#### [Data extract]
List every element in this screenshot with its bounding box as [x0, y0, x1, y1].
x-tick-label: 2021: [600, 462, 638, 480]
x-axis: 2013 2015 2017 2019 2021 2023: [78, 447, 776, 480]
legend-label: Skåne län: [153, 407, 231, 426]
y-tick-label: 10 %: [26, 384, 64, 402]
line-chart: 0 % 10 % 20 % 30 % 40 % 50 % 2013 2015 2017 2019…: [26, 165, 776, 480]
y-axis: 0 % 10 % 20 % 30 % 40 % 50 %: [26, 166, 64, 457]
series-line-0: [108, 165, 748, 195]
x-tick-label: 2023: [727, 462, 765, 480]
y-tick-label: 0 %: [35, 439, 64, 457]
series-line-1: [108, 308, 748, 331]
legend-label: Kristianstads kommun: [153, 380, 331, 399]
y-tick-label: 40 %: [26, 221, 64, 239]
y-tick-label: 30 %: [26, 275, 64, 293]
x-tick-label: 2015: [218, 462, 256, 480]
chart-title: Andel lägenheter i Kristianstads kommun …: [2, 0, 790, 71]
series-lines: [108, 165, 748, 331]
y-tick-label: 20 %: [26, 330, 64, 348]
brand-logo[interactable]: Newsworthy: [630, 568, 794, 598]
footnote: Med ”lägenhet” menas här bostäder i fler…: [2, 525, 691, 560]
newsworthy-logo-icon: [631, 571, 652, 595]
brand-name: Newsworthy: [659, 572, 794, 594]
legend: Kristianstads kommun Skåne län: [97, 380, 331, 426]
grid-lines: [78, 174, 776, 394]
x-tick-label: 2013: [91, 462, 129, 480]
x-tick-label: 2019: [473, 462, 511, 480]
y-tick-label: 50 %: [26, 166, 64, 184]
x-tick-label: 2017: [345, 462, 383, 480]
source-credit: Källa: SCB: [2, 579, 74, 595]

#### [Written request]
Copy out, word for word, the lines from the very first one through the line that contains "y-tick-label: 10 %: [26, 384, 64, 402]", including both.

#### [The answer]
List every element in this screenshot with its bounding box as [x0, y0, x1, y1].
x-tick-label: 2021: [600, 462, 638, 480]
x-axis: 2013 2015 2017 2019 2021 2023: [78, 447, 776, 480]
legend-label: Skåne län: [153, 407, 231, 426]
y-tick-label: 10 %: [26, 384, 64, 402]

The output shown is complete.